---- DATA TO PROCESS

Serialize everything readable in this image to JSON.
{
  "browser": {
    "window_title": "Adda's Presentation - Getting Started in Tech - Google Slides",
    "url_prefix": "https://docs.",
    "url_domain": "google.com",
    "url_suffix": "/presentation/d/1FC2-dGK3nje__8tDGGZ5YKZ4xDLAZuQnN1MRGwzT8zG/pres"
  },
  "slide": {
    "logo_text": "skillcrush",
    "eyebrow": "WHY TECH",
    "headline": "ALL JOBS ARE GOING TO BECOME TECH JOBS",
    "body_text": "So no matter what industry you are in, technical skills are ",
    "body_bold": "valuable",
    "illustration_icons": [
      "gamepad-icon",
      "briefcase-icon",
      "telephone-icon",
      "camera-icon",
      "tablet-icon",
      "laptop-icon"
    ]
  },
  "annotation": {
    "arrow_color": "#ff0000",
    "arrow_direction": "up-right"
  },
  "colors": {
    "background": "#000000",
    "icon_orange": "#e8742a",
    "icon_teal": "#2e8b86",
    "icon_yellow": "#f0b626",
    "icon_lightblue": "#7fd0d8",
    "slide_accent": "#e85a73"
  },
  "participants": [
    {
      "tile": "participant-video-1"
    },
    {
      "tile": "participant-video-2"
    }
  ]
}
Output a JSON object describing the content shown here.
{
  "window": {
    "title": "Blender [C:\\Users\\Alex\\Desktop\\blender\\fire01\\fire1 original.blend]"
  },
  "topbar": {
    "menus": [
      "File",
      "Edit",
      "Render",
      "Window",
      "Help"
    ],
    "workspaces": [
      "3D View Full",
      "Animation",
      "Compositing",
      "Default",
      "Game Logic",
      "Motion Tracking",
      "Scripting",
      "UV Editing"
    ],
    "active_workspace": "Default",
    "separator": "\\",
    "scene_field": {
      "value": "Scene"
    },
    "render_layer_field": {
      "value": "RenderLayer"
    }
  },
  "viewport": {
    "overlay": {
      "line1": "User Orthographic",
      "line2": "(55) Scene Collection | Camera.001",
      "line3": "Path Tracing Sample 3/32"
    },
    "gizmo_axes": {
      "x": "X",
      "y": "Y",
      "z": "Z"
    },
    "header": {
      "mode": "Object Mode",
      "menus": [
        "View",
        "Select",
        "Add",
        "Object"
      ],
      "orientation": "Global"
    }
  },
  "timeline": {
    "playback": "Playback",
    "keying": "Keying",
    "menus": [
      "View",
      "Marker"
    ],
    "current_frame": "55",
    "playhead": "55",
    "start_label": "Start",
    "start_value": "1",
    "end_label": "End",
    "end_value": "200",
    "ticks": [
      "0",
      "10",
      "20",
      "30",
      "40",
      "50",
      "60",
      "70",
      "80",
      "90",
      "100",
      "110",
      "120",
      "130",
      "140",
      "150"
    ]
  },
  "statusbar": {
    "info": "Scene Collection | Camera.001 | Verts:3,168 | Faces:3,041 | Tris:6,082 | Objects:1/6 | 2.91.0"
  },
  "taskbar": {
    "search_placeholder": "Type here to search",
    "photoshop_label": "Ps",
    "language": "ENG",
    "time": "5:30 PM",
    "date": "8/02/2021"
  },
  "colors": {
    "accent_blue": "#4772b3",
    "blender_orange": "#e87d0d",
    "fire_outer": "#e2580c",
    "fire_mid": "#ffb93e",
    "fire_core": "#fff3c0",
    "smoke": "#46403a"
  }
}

--------

WHAT THE TASK ASKS:
Write out the data exactly as it stands.

IN RESPONSE:
Serialize everything readable in this image to JSON.
{
  "browser": {
    "window_title": "Adda's Presentation - Getting Started in Tech - Google Slides",
    "url_prefix": "https://docs.",
    "url_domain": "google.com",
    "url_suffix": "/presentation/d/1FC2-dGK3nje__8tDGGZ5YKZ4xDLAZuQnN1MRGwzT8zG/pres"
  },
  "slide": {
    "logo_text": "skillcrush",
    "eyebrow": "WHY TECH",
    "headline": "ALL JOBS ARE GOING TO BECOME TECH JOBS",
    "body_text": "So no matter what industry you are in, technical skills are ",
    "body_bold": "valuable",
    "illustration_icons": [
      "gamepad-icon",
      "briefcase-icon",
      "telephone-icon",
      "camera-icon",
      "tablet-icon",
      "laptop-icon"
    ]
  },
  "annotation": {
    "arrow_color": "#ff0000",
    "arrow_direction": "up-right"
  },
  "colors": {
    "background": "#000000",
    "icon_orange": "#e8742a",
    "icon_teal": "#2e8b86",
    "icon_yellow": "#f0b626",
    "icon_lightblue": "#7fd0d8",
    "slide_accent": "#e85a73"
  },
  "participants": [
    {
      "tile": "participant-video-1"
    },
    {
      "tile": "participant-video-2"
    }
  ]
}
Output a JSON object describing the content shown here.
{
  "window": {
    "title": "Blender [C:\\Users\\Alex\\Desktop\\blender\\fire01\\fire1 original.blend]"
  },
  "topbar": {
    "menus": [
      "File",
      "Edit",
      "Render",
      "Window",
      "Help"
    ],
    "workspaces": [
      "3D View Full",
      "Animation",
      "Compositing",
      "Default",
      "Game Logic",
      "Motion Tracking",
      "Scripting",
      "UV Editing"
    ],
    "active_workspace": "Default",
    "separator": "\\",
    "scene_field": {
      "value": "Scene"
    },
    "render_layer_field": {
      "value": "RenderLayer"
    }
  },
  "viewport": {
    "overlay": {
      "line1": "User Orthographic",
      "line2": "(55) Scene Collection | Camera.001",
      "line3": "Path Tracing Sample 3/32"
    },
    "gizmo_axes": {
      "x": "X",
      "y": "Y",
      "z": "Z"
    },
    "header": {
      "mode": "Object Mode",
      "menus": [
        "View",
        "Select",
        "Add",
        "Object"
      ],
      "orientation": "Global"
    }
  },
  "timeline": {
    "playback": "Playback",
    "keying": "Keying",
    "menus": [
      "View",
      "Marker"
    ],
    "current_frame": "55",
    "playhead": "55",
    "start_label": "Start",
    "start_value": "1",
    "end_label": "End",
    "end_value": "200",
    "ticks": [
      "0",
      "10",
      "20",
      "30",
      "40",
      "50",
      "60",
      "70",
      "80",
      "90",
      "100",
      "110",
      "120",
      "130",
      "140",
      "150"
    ]
  },
  "statusbar": {
    "info": "Scene Collection | Camera.001 | Verts:3,168 | Faces:3,041 | Tris:6,082 | Objects:1/6 | 2.91.0"
  },
  "taskbar": {
    "search_placeholder": "Type here to search",
    "photoshop_label": "Ps",
    "language": "ENG",
    "time": "5:30 PM",
    "date": "8/02/2021"
  },
  "colors": {
    "accent_blue": "#4772b3",
    "blender_orange": "#e87d0d",
    "fire_outer": "#e2580c",
    "fire_mid": "#ffb93e",
    "fire_core": "#fff3c0",
    "smoke": "#46403a"
  }
}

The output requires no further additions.